== The data ==
-------------------------

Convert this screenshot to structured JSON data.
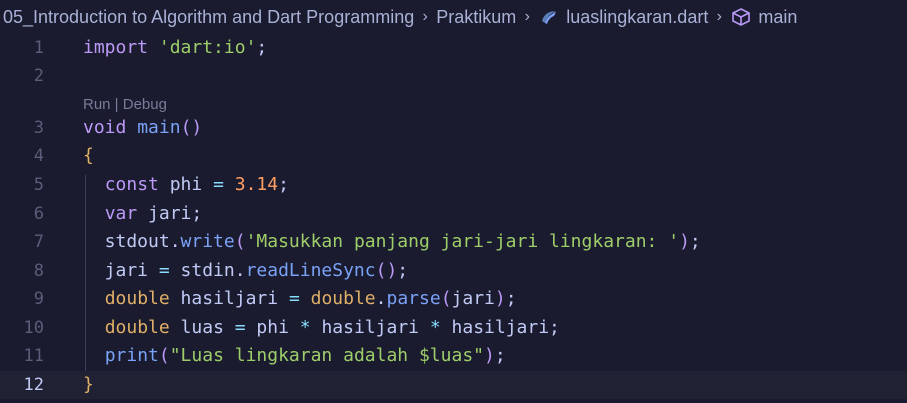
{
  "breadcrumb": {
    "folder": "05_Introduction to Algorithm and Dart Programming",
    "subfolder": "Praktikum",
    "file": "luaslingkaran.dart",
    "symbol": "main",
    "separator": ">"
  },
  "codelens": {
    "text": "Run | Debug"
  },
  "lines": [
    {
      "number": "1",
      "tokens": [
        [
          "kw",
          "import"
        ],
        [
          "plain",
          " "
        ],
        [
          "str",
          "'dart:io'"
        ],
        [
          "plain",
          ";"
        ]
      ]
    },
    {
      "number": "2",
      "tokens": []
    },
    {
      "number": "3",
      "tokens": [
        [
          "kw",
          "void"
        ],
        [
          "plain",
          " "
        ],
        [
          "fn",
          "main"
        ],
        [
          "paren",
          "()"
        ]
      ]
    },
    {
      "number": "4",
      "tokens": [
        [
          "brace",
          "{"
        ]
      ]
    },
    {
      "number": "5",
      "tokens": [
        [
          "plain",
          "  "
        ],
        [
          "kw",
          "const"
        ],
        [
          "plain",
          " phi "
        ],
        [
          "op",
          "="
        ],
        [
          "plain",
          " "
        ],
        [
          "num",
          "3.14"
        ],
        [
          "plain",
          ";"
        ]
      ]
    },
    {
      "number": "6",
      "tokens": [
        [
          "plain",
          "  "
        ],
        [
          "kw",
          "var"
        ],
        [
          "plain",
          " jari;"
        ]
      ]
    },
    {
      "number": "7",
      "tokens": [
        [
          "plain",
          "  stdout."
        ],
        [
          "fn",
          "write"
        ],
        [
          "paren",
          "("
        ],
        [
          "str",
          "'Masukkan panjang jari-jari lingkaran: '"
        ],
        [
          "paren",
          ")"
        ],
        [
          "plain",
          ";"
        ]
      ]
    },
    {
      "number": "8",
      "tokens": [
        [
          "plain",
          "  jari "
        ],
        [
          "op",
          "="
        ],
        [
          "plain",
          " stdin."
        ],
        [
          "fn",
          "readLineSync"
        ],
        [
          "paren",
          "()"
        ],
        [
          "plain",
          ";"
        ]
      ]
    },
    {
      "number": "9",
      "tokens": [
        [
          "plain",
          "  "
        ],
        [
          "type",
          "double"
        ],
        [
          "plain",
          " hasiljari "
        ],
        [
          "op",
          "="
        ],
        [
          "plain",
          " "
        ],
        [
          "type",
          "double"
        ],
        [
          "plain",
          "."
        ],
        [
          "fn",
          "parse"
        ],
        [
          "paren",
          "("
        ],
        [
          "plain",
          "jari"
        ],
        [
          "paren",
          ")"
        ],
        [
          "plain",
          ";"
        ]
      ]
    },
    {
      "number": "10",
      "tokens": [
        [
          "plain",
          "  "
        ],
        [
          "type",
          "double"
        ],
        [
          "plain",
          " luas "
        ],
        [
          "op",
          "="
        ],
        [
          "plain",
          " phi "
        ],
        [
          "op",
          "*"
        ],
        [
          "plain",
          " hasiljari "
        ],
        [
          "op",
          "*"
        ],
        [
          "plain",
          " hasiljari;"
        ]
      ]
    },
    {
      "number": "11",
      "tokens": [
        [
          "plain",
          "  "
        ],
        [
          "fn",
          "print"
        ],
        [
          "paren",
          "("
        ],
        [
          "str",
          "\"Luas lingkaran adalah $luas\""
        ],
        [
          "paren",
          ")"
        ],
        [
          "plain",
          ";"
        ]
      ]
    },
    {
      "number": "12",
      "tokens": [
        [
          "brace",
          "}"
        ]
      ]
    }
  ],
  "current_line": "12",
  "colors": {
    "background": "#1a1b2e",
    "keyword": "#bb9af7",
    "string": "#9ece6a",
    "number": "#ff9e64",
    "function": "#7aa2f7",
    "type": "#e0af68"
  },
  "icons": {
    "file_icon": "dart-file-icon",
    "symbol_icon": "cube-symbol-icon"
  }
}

-------------------------

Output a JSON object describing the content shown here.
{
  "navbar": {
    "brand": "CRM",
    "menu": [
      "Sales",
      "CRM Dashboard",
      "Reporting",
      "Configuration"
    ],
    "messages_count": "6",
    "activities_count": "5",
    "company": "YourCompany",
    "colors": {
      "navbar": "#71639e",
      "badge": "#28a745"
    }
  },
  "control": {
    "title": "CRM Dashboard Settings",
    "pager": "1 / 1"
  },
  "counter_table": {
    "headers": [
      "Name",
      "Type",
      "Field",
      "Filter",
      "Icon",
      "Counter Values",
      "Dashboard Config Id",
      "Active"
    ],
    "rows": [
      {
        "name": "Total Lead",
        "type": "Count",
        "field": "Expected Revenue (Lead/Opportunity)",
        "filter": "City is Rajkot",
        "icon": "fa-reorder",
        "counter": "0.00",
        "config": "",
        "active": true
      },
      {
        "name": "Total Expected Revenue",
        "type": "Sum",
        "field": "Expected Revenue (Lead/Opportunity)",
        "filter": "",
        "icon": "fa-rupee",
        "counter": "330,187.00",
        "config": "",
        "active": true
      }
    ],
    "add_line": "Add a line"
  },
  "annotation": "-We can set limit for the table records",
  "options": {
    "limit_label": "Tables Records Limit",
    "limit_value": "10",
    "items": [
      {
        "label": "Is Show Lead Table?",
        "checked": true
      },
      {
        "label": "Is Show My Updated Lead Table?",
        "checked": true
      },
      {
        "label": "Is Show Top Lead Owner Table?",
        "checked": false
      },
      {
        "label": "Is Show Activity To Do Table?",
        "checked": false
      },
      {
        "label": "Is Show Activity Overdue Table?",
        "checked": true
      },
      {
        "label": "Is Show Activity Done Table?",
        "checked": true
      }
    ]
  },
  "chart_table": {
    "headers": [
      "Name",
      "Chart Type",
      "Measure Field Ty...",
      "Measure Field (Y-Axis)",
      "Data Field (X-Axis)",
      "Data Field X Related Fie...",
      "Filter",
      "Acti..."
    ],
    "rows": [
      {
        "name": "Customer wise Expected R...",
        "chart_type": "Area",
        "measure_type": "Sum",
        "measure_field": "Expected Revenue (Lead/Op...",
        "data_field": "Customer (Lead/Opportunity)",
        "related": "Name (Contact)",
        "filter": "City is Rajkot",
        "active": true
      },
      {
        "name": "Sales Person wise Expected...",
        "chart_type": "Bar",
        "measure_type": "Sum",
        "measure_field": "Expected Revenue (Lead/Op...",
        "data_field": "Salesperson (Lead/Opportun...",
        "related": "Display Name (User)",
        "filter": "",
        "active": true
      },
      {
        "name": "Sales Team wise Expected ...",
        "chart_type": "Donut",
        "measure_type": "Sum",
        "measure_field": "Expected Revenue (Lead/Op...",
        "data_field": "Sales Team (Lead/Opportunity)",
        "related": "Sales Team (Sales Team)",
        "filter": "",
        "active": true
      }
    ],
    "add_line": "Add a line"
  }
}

-------------------------

== Work required ==
Find the word "wise" in the data and copy out each line where it turns up.

== Written answer ==
        "name": "Customer wise Expected R...",
        "name": "Sales Person wise Expected...",
        "name": "Sales Team wise Expected ...",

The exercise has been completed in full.